Document passage -
--------------------
This thread has been locked.

If you have a related question, please click the "Ask a related question" button in the top right corner. The newly created question will be automatically linked to this question.

OMP threadprivate ignored?

Hi,

When running the following code on my EVM6678 using the "new" OMP-Runtime and the 7.4.1 cgt, I get the following output:


#pragma omp threadprivate(esvPrfLastStop)
static long long esvPrfLastStop = 0;

void main()
{
    int i;
    #pragma omp parallel for
    for(i=0; i < 2; i++) {
        printf("Value is: %lld, address: %x \n", esvPrfLastStop, &esvPrfLastStop);
    }
}


[C66xx_0] Value is: 2, address: 82000248
[C66xx_1] Value is: 2, address: 82000248

It seems the final openmp runtime + cgt-7.4 ignore the threadprivate pragma and locate the variable in shared DDR3 memory using the vm6678_ddr platform.

When, however using cgt-7.4.0B2 and the beta-openmp runtime, I get the threadprivate variable located in L2SRAM as expected:


[C66xx_0] Value is: 3546716855134859842, address: 82bc48
[C66xx_1] Value is: 3546716855134859842, address: 82bc48

I've uploaded a self-containing testcase here: 1325.ThreadprivateTest.zip

Is this a problem with my setup, or a bug in the OMP runtime?

Thanks, Clemens

  • Clemens,

    This is not a problem with your setup or a bug - it's a change in behavior in the compiler/runtime. Previous versions of OpenMP implemented threadprivate by mapping such variables to L2SRAM. This approach fails when the threadprivate section is large or if there is more than one OpenMP thread per core. The current OpenMP runtime implements threadprivate by allocating memory for each thread during thread startup. This allocation is done out of the shared region specified for HeapOMP in the configuration file.

    Ajay

  • Hi Ajay,

    Thanks for the clarification regarding memory placement.

    However what I still don't understand is why both threads actually share the *same* memory location, although its annotated as threadprivate.
    As you can see in the output of the program run, for both threads esvPrfLastStop is located at 8200024 and it also behaves like a shared variable.

    When executing the same code on my linux machine with gcc, for both threads the variable is located at a different adress and therefor what I understand under "private":

    [
    ce@localhost ~]$ ./omp
    Value is: 0, address: 84e65778
    Value is: 0, address: 84e646f8

    Thanks, Clemens

  • Clemens,

    Noticed that your config file does not enable caching or write-through for the memory range used by the application heap:

    // Enable Cache Write-back for HEAPOMP
    var Cache        = xdc.useModule('ti.sysbios.family.c66.Cache');
    Cache.setMarMeta(0x80000000, 0x20000000, 0);

    Since the shared region containing the application heap enables the cache (via  cacheEnable: true) this line should instead be:

    Cache.setMarMeta(0x80000000, 0x20000000, Cache.PC | Cache.WTE)

    Another potential reason you're seeing invalid addresses for threadprivate:

    Threadprivate support relies on a function, __c6xabi_get_tp() – this function returns a pointer to a thread’s thread private storage. There is a weak definition of this function in the C6000 runtime and a definition in the OpenMP runtime. By default, the definition of __c6xabi_get_tp used depends on the order in which objects and libraries are specified on the command line. With CCS, the order is:

     -l"./configPkg/linker.cmd"  "./omp_matvec.obj" -l"libc.a"
--------------------
Information provided -

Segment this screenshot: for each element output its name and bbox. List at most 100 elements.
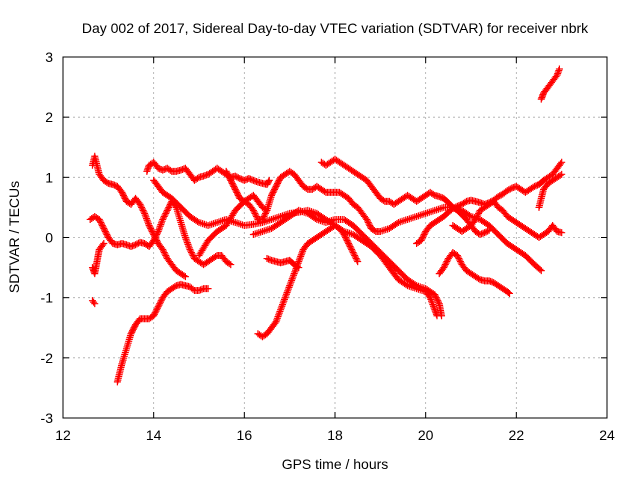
--------------------
Request 1 - Reproduce verbatim the stretch of the OpenMP forum thread from "It seems the" through "the vm6678_ddr platform.".
Request 2 - In the OpenMP forum thread, how does the current OpenMP runtime implement threadprivate?
Request 3 - Decide whether each statement agrees with the OpenMP forum thread, answering yes or no and quoting the deciding words: (a) Earlier OpenMP versions placed threadprivate variables in L2SRAM. (b) The current runtime allocates threadprivate memory from a region private to each core. (c) When run with gcc on Linux, both threads showed the variable at the same address.
Work only from the OpenMP forum thread, not the data.

Worked answer 1 -
It seems the final openmp runtime + cgt-7.4 ignore the threadprivate pragma and locate the variable in shared DDR3 memory using the vm6678_ddr platform.

Worked answer 2 - It allocates memory for each thread during thread startup.

Worked answer 3 -
(a) Yes: "Previous versions of OpenMP implemented threadprivate by mapping such variables to L2SRAM."
(b) No: "This allocation is done out of the shared region specified for HeapOMP in the configuration file."
(c) No: "for both threads the variable is located at a different adress"